▶ THE EXERCISE: Omit the pictures, then reproduce every remaining record exactly.

====== RECORDS FOR THIS TASK ======

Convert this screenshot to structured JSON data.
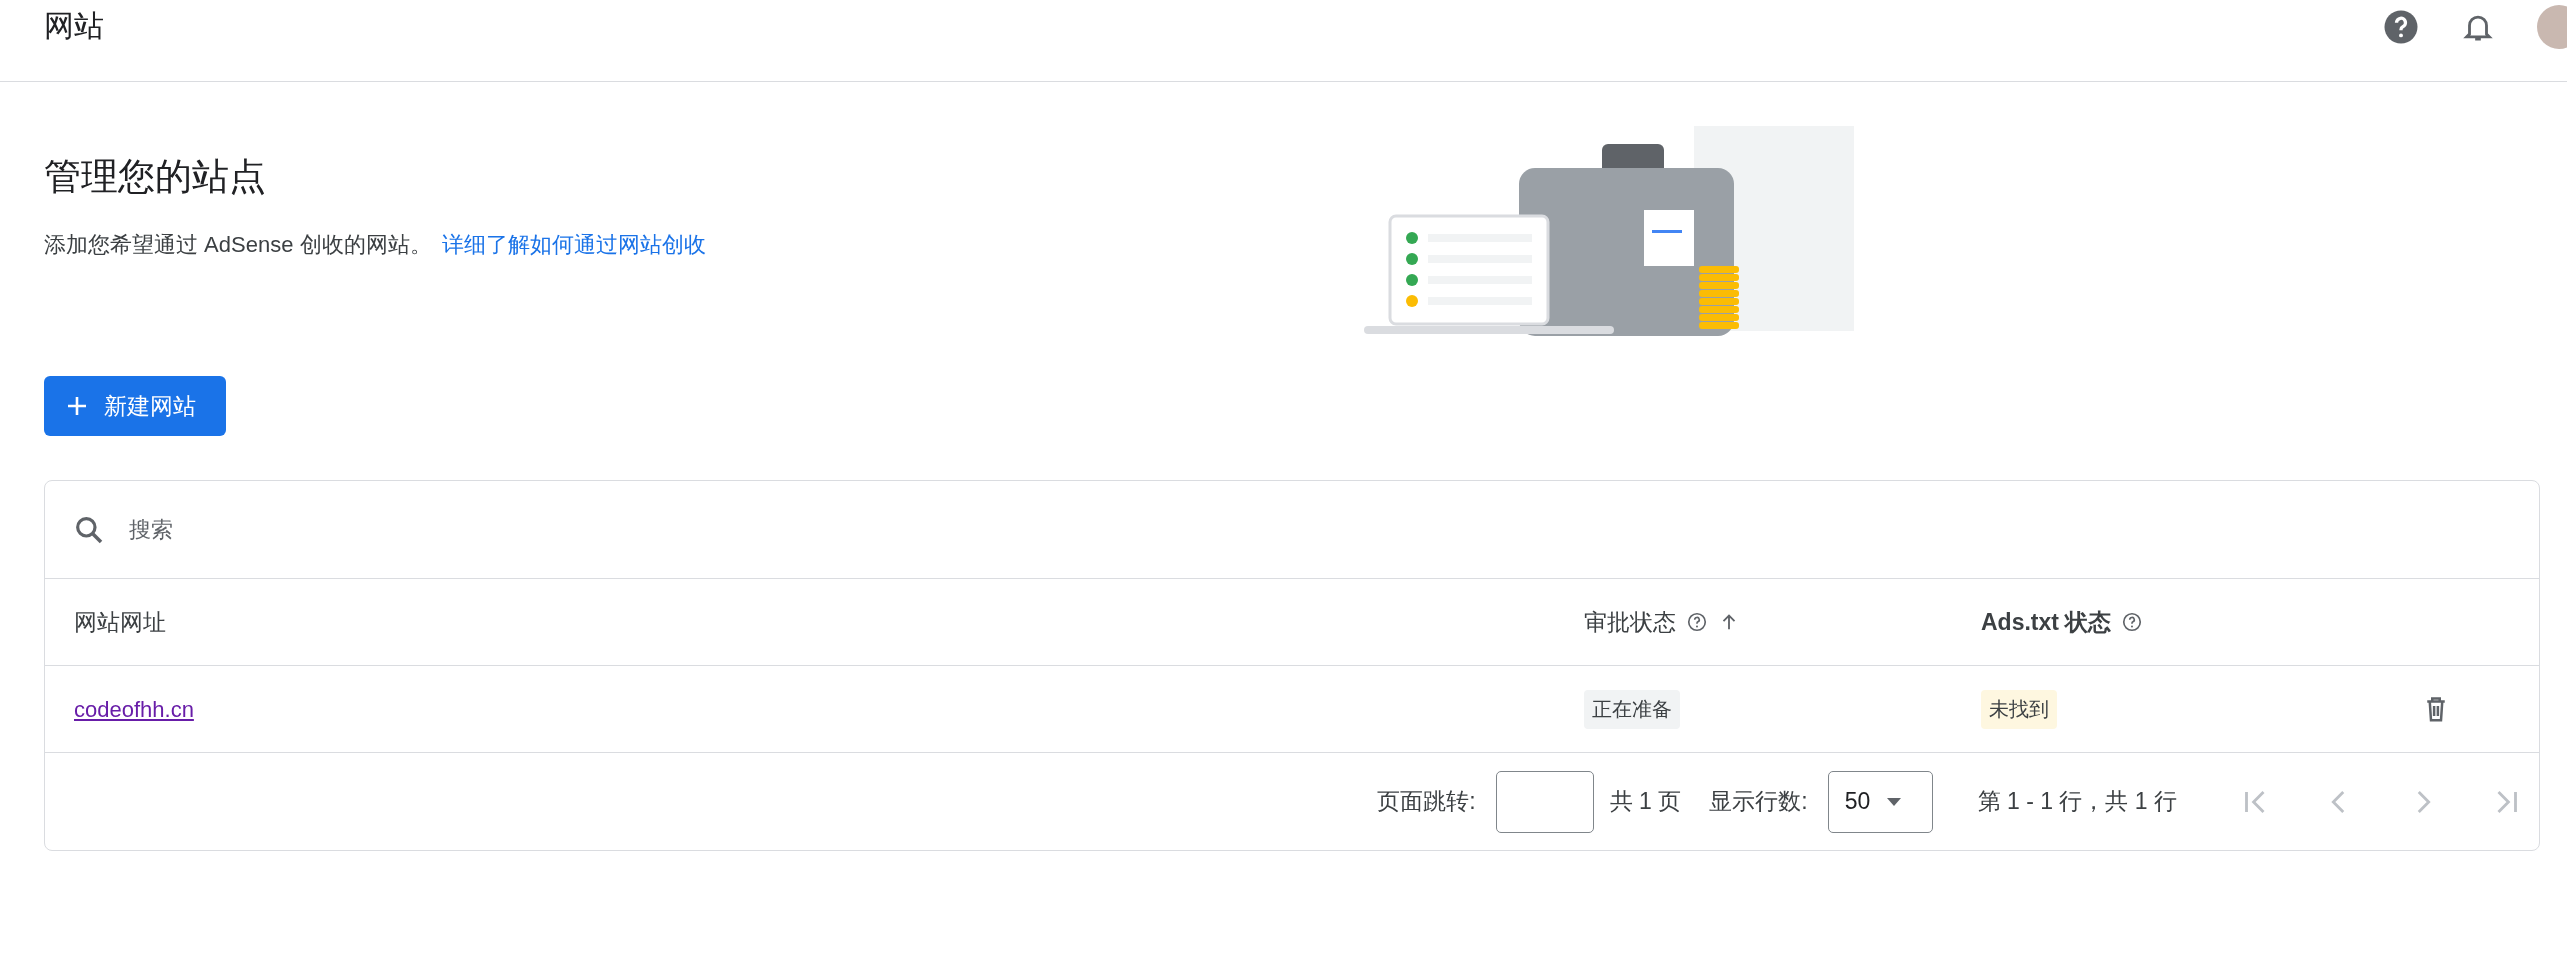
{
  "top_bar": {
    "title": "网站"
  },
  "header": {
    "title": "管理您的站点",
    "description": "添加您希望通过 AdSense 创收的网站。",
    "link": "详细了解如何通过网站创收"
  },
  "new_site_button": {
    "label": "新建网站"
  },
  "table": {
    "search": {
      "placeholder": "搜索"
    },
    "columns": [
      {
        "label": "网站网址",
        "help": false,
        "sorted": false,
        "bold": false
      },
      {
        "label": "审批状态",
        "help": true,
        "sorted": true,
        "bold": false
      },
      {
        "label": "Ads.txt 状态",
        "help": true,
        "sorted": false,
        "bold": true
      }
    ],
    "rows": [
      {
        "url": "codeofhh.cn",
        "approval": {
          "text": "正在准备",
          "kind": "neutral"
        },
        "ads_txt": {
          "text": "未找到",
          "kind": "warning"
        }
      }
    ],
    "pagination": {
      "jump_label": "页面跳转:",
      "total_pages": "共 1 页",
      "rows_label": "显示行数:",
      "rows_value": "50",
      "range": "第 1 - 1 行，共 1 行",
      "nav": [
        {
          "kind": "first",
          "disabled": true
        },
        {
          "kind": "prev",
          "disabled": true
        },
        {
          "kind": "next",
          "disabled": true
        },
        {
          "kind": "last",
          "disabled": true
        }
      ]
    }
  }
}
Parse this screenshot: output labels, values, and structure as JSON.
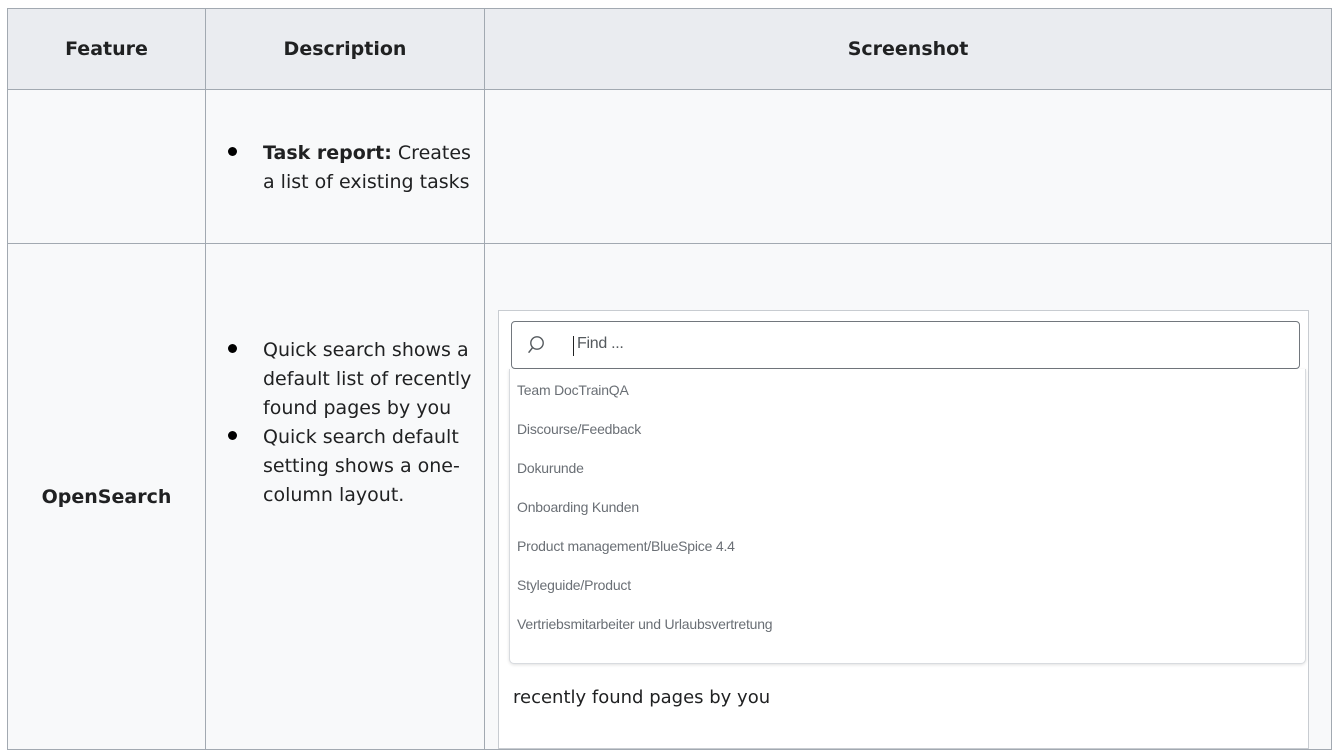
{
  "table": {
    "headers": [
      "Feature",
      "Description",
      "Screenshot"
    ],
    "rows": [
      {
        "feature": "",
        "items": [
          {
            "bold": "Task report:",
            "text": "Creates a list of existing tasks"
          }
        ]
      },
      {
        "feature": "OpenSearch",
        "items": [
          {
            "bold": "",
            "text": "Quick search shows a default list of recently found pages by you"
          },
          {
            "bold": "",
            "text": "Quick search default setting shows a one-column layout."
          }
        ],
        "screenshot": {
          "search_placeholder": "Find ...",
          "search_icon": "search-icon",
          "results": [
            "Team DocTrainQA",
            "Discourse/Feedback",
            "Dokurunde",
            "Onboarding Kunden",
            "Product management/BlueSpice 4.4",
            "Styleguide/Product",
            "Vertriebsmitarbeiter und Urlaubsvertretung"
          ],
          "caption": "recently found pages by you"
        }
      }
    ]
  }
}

======

▶ WRITTEN ANSWER:
Convert this screenshot to structured JSON data.
{
  "top_bar": {
    "title": "网站"
  },
  "header": {
    "title": "管理您的站点",
    "description": "添加您希望通过 AdSense 创收的网站。",
    "link": "详细了解如何通过网站创收"
  },
  "new_site_button": {
    "label": "新建网站"
  },
  "table": {
    "search": {
      "placeholder": "搜索"
    },
    "columns": [
      {
        "label": "网站网址",
        "help": false,
        "sorted": false,
        "bold": false
      },
      {
        "label": "审批状态",
        "help": true,
        "sorted": true,
        "bold": false
      },
      {
        "label": "Ads.txt 状态",
        "help": true,
        "sorted": false,
        "bold": true
      }
    ],
    "rows": [
      {
        "url": "codeofhh.cn",
        "approval": {
          "text": "正在准备",
          "kind": "neutral"
        },
        "ads_txt": {
          "text": "未找到",
          "kind": "warning"
        }
      }
    ],
    "pagination": {
      "jump_label": "页面跳转:",
      "total_pages": "共 1 页",
      "rows_label": "显示行数:",
      "rows_value": "50",
      "range": "第 1 - 1 行，共 1 行",
      "nav": [
        {
          "kind": "first",
          "disabled": true
        },
        {
          "kind": "prev",
          "disabled": true
        },
        {
          "kind": "next",
          "disabled": true
        },
        {
          "kind": "last",
          "disabled": true
        }
      ]
    }
  }
}
Parse this screenshot: output labels, values, and structure as JSON.
{
  "table": {
    "headers": [
      "Feature",
      "Description",
      "Screenshot"
    ],
    "rows": [
      {
        "feature": "",
        "items": [
          {
            "bold": "Task report:",
            "text": "Creates a list of existing tasks"
          }
        ]
      },
      {
        "feature": "OpenSearch",
        "items": [
          {
            "bold": "",
            "text": "Quick search shows a default list of recently found pages by you"
          },
          {
            "bold": "",
            "text": "Quick search default setting shows a one-column layout."
          }
        ],
        "screenshot": {
          "search_placeholder": "Find ...",
          "search_icon": "search-icon",
          "results": [
            "Team DocTrainQA",
            "Discourse/Feedback",
            "Dokurunde",
            "Onboarding Kunden",
            "Product management/BlueSpice 4.4",
            "Styleguide/Product",
            "Vertriebsmitarbeiter und Urlaubsvertretung"
          ],
          "caption": "recently found pages by you"
        }
      }
    ]
  }
}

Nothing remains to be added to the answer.